- Written problem -
Filter out everything except lines holding "name".

# # # # #

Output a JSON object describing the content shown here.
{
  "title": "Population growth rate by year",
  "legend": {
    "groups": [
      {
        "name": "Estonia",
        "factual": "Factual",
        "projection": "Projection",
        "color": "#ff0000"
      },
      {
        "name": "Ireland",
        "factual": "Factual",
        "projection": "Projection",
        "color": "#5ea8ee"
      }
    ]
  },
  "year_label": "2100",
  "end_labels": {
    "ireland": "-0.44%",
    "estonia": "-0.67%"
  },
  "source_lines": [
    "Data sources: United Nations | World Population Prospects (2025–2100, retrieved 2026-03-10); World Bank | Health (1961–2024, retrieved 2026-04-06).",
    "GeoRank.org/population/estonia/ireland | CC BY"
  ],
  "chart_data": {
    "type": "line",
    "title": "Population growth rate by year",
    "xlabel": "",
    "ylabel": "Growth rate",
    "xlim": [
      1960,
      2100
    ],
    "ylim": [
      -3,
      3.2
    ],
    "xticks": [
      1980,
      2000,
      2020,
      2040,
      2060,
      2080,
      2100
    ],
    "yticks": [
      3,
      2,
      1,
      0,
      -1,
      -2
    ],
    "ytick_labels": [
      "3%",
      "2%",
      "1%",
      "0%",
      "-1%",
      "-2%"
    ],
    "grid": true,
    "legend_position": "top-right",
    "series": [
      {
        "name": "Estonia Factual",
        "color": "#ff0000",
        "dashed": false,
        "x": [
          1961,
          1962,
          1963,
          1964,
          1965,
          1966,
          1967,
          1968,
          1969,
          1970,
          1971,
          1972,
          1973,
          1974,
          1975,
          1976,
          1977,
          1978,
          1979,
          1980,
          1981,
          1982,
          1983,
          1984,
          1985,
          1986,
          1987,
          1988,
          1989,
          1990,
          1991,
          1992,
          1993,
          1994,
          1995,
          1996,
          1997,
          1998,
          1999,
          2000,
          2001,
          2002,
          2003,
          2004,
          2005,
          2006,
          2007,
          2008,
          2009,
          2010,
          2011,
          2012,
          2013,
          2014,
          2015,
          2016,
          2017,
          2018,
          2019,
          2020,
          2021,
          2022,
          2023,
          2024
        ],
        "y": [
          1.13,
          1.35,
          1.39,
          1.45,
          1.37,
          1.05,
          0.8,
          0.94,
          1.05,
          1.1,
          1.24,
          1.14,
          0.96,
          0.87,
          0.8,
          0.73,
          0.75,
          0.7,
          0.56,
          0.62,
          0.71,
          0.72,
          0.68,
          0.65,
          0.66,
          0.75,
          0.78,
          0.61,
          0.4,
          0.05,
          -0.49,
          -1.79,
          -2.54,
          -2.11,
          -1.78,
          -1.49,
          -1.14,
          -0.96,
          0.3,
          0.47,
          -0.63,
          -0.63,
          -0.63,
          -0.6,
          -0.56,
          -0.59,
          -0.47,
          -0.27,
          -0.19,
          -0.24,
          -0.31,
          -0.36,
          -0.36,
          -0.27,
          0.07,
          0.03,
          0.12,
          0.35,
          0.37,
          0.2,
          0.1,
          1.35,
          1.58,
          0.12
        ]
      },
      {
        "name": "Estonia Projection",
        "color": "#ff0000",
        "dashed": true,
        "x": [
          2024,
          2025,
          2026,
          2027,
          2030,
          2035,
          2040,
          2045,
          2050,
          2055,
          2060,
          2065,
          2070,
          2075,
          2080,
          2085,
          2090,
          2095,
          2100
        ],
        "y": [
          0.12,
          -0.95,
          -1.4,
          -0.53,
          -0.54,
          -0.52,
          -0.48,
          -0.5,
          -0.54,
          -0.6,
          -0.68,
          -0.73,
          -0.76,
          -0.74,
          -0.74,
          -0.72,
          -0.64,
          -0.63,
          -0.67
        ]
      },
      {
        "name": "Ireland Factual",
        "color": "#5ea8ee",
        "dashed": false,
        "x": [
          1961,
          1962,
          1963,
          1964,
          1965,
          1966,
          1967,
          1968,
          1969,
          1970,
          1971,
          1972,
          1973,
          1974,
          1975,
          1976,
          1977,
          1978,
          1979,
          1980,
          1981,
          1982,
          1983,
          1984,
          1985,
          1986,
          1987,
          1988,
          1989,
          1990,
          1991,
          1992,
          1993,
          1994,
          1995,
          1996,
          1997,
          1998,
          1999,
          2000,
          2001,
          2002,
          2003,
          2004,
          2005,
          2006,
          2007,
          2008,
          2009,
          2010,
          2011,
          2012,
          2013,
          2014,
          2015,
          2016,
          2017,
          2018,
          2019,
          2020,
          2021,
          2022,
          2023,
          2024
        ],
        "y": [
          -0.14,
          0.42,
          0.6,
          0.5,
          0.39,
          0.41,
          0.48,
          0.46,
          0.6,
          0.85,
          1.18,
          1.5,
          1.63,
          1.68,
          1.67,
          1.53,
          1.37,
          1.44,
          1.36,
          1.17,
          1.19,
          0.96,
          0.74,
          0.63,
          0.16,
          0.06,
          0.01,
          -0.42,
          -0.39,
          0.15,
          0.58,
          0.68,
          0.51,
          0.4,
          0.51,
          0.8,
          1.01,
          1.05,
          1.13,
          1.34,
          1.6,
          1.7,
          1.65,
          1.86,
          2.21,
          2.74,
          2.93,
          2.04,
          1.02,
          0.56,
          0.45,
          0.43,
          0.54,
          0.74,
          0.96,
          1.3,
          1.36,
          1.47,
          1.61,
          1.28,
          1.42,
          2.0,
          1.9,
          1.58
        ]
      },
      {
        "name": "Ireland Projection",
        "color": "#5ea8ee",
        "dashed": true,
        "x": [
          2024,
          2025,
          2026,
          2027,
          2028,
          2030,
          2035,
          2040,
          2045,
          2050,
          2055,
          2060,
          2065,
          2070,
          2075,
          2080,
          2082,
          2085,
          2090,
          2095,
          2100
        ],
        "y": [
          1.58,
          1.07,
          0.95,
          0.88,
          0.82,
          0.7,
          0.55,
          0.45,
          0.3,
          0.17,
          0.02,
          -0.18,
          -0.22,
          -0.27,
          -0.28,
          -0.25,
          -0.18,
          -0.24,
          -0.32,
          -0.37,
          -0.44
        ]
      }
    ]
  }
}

# # # # #

- Answer to this task -
        "name": "Estonia",
        "name": "Ireland",
        "name": "Estonia Factual",
        "name": "Estonia Projection",
        "name": "Ireland Factual",
        "name": "Ireland Projection",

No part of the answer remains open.